>> Start RECORDS FOR THE EXERCISE

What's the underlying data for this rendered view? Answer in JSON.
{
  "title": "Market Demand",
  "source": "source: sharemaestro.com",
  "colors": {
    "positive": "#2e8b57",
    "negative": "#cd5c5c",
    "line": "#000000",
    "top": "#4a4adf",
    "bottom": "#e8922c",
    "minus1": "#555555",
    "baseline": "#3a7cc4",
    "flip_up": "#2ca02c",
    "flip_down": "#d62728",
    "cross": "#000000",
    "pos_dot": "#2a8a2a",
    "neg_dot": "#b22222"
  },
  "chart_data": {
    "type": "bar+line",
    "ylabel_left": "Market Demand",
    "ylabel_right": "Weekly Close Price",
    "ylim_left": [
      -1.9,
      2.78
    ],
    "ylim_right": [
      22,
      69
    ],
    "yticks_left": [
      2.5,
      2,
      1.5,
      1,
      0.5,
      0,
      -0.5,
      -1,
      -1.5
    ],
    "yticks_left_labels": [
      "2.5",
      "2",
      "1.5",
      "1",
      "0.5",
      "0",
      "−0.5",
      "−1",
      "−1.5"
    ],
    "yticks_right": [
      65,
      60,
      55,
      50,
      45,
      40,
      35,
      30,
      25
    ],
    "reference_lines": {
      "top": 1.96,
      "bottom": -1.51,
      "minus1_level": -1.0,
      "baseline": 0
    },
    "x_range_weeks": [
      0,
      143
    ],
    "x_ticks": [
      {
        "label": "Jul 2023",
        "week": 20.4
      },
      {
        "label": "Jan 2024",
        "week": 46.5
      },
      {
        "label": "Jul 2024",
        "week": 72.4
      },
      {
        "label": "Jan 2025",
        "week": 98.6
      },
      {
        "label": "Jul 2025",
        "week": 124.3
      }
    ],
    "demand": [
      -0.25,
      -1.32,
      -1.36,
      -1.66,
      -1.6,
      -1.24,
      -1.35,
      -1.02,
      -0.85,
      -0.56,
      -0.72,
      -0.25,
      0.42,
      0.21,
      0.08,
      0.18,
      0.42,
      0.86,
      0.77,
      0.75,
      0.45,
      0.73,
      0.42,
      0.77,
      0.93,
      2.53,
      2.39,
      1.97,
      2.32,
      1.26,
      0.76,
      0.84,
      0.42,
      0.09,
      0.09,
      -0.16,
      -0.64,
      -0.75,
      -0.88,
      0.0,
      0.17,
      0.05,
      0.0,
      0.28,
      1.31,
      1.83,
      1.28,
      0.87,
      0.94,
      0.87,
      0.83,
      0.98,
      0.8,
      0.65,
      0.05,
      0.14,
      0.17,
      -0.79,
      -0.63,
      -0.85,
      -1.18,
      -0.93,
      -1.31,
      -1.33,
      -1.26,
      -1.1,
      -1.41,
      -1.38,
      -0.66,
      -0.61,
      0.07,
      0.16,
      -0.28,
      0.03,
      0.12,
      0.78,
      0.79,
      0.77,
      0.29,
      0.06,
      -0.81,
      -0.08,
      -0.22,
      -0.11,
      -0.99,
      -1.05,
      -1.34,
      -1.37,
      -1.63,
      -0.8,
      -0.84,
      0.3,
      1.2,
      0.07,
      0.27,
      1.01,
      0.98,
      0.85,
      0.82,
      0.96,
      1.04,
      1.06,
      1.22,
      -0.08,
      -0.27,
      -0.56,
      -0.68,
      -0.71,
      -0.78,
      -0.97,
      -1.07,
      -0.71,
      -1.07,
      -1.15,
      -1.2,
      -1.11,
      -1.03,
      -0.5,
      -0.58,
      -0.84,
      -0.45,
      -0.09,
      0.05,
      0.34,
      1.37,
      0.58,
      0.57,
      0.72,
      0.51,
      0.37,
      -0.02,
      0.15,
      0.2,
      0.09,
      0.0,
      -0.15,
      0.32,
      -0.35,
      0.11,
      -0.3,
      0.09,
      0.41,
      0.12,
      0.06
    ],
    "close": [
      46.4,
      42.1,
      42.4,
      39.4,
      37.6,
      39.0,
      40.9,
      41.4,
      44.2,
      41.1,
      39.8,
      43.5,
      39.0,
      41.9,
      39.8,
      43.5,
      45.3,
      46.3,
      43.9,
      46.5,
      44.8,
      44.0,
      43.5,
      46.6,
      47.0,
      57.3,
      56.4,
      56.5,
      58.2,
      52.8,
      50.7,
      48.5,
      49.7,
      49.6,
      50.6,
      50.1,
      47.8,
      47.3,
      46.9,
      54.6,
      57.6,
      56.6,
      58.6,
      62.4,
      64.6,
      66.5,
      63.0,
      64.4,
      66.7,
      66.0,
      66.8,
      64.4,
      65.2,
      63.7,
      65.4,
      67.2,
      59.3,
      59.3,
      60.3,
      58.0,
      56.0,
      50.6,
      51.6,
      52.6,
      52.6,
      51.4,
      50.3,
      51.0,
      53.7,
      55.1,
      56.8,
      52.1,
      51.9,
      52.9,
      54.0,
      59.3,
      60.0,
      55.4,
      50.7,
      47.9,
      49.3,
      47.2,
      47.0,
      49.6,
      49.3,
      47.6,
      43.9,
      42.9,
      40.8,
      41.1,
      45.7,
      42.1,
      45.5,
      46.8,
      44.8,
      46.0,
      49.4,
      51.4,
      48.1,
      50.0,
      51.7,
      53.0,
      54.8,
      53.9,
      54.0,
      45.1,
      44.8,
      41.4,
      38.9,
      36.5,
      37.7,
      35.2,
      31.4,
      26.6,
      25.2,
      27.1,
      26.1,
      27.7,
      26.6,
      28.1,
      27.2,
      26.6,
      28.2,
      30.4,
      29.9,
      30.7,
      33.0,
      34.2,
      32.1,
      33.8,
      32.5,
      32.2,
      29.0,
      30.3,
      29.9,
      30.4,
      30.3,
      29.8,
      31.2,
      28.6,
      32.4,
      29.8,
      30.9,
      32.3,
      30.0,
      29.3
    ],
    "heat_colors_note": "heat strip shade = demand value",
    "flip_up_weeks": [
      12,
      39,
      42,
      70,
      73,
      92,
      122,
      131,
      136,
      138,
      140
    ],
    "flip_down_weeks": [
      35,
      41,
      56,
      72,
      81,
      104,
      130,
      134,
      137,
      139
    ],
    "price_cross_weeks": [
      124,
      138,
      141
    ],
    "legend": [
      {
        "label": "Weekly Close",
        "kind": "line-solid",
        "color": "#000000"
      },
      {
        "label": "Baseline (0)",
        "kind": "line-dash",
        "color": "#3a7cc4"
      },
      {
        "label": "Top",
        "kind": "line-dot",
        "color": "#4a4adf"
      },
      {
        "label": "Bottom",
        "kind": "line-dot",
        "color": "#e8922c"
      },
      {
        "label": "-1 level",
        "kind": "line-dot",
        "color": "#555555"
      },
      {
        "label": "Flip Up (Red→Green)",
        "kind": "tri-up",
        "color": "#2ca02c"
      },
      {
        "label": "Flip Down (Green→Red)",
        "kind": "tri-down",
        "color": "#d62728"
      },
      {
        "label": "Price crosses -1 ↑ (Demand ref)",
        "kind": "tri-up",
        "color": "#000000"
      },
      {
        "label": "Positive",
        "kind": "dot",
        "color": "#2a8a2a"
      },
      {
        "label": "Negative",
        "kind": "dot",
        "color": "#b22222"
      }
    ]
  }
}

>> End RECORDS FOR THE EXERCISE

Reproduce the full listing above, character for character.

What's the underlying data for this rendered view? Answer in JSON.
{
  "title": "Market Demand",
  "source": "source: sharemaestro.com",
  "colors": {
    "positive": "#2e8b57",
    "negative": "#cd5c5c",
    "line": "#000000",
    "top": "#4a4adf",
    "bottom": "#e8922c",
    "minus1": "#555555",
    "baseline": "#3a7cc4",
    "flip_up": "#2ca02c",
    "flip_down": "#d62728",
    "cross": "#000000",
    "pos_dot": "#2a8a2a",
    "neg_dot": "#b22222"
  },
  "chart_data": {
    "type": "bar+line",
    "ylabel_left": "Market Demand",
    "ylabel_right": "Weekly Close Price",
    "ylim_left": [
      -1.9,
      2.78
    ],
    "ylim_right": [
      22,
      69
    ],
    "yticks_left": [
      2.5,
      2,
      1.5,
      1,
      0.5,
      0,
      -0.5,
      -1,
      -1.5
    ],
    "yticks_left_labels": [
      "2.5",
      "2",
      "1.5",
      "1",
      "0.5",
      "0",
      "−0.5",
      "−1",
      "−1.5"
    ],
    "yticks_right": [
      65,
      60,
      55,
      50,
      45,
      40,
      35,
      30,
      25
    ],
    "reference_lines": {
      "top": 1.96,
      "bottom": -1.51,
      "minus1_level": -1.0,
      "baseline": 0
    },
    "x_range_weeks": [
      0,
      143
    ],
    "x_ticks": [
      {
        "label": "Jul 2023",
        "week": 20.4
      },
      {
        "label": "Jan 2024",
        "week": 46.5
      },
      {
        "label": "Jul 2024",
        "week": 72.4
      },
      {
        "label": "Jan 2025",
        "week": 98.6
      },
      {
        "label": "Jul 2025",
        "week": 124.3
      }
    ],
    "demand": [
      -0.25,
      -1.32,
      -1.36,
      -1.66,
      -1.6,
      -1.24,
      -1.35,
      -1.02,
      -0.85,
      -0.56,
      -0.72,
      -0.25,
      0.42,
      0.21,
      0.08,
      0.18,
      0.42,
      0.86,
      0.77,
      0.75,
      0.45,
      0.73,
      0.42,
      0.77,
      0.93,
      2.53,
      2.39,
      1.97,
      2.32,
      1.26,
      0.76,
      0.84,
      0.42,
      0.09,
      0.09,
      -0.16,
      -0.64,
      -0.75,
      -0.88,
      0.0,
      0.17,
      0.05,
      0.0,
      0.28,
      1.31,
      1.83,
      1.28,
      0.87,
      0.94,
      0.87,
      0.83,
      0.98,
      0.8,
      0.65,
      0.05,
      0.14,
      0.17,
      -0.79,
      -0.63,
      -0.85,
      -1.18,
      -0.93,
      -1.31,
      -1.33,
      -1.26,
      -1.1,
      -1.41,
      -1.38,
      -0.66,
      -0.61,
      0.07,
      0.16,
      -0.28,
      0.03,
      0.12,
      0.78,
      0.79,
      0.77,
      0.29,
      0.06,
      -0.81,
      -0.08,
      -0.22,
      -0.11,
      -0.99,
      -1.05,
      -1.34,
      -1.37,
      -1.63,
      -0.8,
      -0.84,
      0.3,
      1.2,
      0.07,
      0.27,
      1.01,
      0.98,
      0.85,
      0.82,
      0.96,
      1.04,
      1.06,
      1.22,
      -0.08,
      -0.27,
      -0.56,
      -0.68,
      -0.71,
      -0.78,
      -0.97,
      -1.07,
      -0.71,
      -1.07,
      -1.15,
      -1.2,
      -1.11,
      -1.03,
      -0.5,
      -0.58,
      -0.84,
      -0.45,
      -0.09,
      0.05,
      0.34,
      1.37,
      0.58,
      0.57,
      0.72,
      0.51,
      0.37,
      -0.02,
      0.15,
      0.2,
      0.09,
      0.0,
      -0.15,
      0.32,
      -0.35,
      0.11,
      -0.3,
      0.09,
      0.41,
      0.12,
      0.06
    ],
    "close": [
      46.4,
      42.1,
      42.4,
      39.4,
      37.6,
      39.0,
      40.9,
      41.4,
      44.2,
      41.1,
      39.8,
      43.5,
      39.0,
      41.9,
      39.8,
      43.5,
      45.3,
      46.3,
      43.9,
      46.5,
      44.8,
      44.0,
      43.5,
      46.6,
      47.0,
      57.3,
      56.4,
      56.5,
      58.2,
      52.8,
      50.7,
      48.5,
      49.7,
      49.6,
      50.6,
      50.1,
      47.8,
      47.3,
      46.9,
      54.6,
      57.6,
      56.6,
      58.6,
      62.4,
      64.6,
      66.5,
      63.0,
      64.4,
      66.7,
      66.0,
      66.8,
      64.4,
      65.2,
      63.7,
      65.4,
      67.2,
      59.3,
      59.3,
      60.3,
      58.0,
      56.0,
      50.6,
      51.6,
      52.6,
      52.6,
      51.4,
      50.3,
      51.0,
      53.7,
      55.1,
      56.8,
      52.1,
      51.9,
      52.9,
      54.0,
      59.3,
      60.0,
      55.4,
      50.7,
      47.9,
      49.3,
      47.2,
      47.0,
      49.6,
      49.3,
      47.6,
      43.9,
      42.9,
      40.8,
      41.1,
      45.7,
      42.1,
      45.5,
      46.8,
      44.8,
      46.0,
      49.4,
      51.4,
      48.1,
      50.0,
      51.7,
      53.0,
      54.8,
      53.9,
      54.0,
      45.1,
      44.8,
      41.4,
      38.9,
      36.5,
      37.7,
      35.2,
      31.4,
      26.6,
      25.2,
      27.1,
      26.1,
      27.7,
      26.6,
      28.1,
      27.2,
      26.6,
      28.2,
      30.4,
      29.9,
      30.7,
      33.0,
      34.2,
      32.1,
      33.8,
      32.5,
      32.2,
      29.0,
      30.3,
      29.9,
      30.4,
      30.3,
      29.8,
      31.2,
      28.6,
      32.4,
      29.8,
      30.9,
      32.3,
      30.0,
      29.3
    ],
    "heat_colors_note": "heat strip shade = demand value",
    "flip_up_weeks": [
      12,
      39,
      42,
      70,
      73,
      92,
      122,
      131,
      136,
      138,
      140
    ],
    "flip_down_weeks": [
      35,
      41,
      56,
      72,
      81,
      104,
      130,
      134,
      137,
      139
    ],
    "price_cross_weeks": [
      124,
      138,
      141
    ],
    "legend": [
      {
        "label": "Weekly Close",
        "kind": "line-solid",
        "color": "#000000"
      },
      {
        "label": "Baseline (0)",
        "kind": "line-dash",
        "color": "#3a7cc4"
      },
      {
        "label": "Top",
        "kind": "line-dot",
        "color": "#4a4adf"
      },
      {
        "label": "Bottom",
        "kind": "line-dot",
        "color": "#e8922c"
      },
      {
        "label": "-1 level",
        "kind": "line-dot",
        "color": "#555555"
      },
      {
        "label": "Flip Up (Red→Green)",
        "kind": "tri-up",
        "color": "#2ca02c"
      },
      {
        "label": "Flip Down (Green→Red)",
        "kind": "tri-down",
        "color": "#d62728"
      },
      {
        "label": "Price crosses -1 ↑ (Demand ref)",
        "kind": "tri-up",
        "color": "#000000"
      },
      {
        "label": "Positive",
        "kind": "dot",
        "color": "#2a8a2a"
      },
      {
        "label": "Negative",
        "kind": "dot",
        "color": "#b22222"
      }
    ]
  }
}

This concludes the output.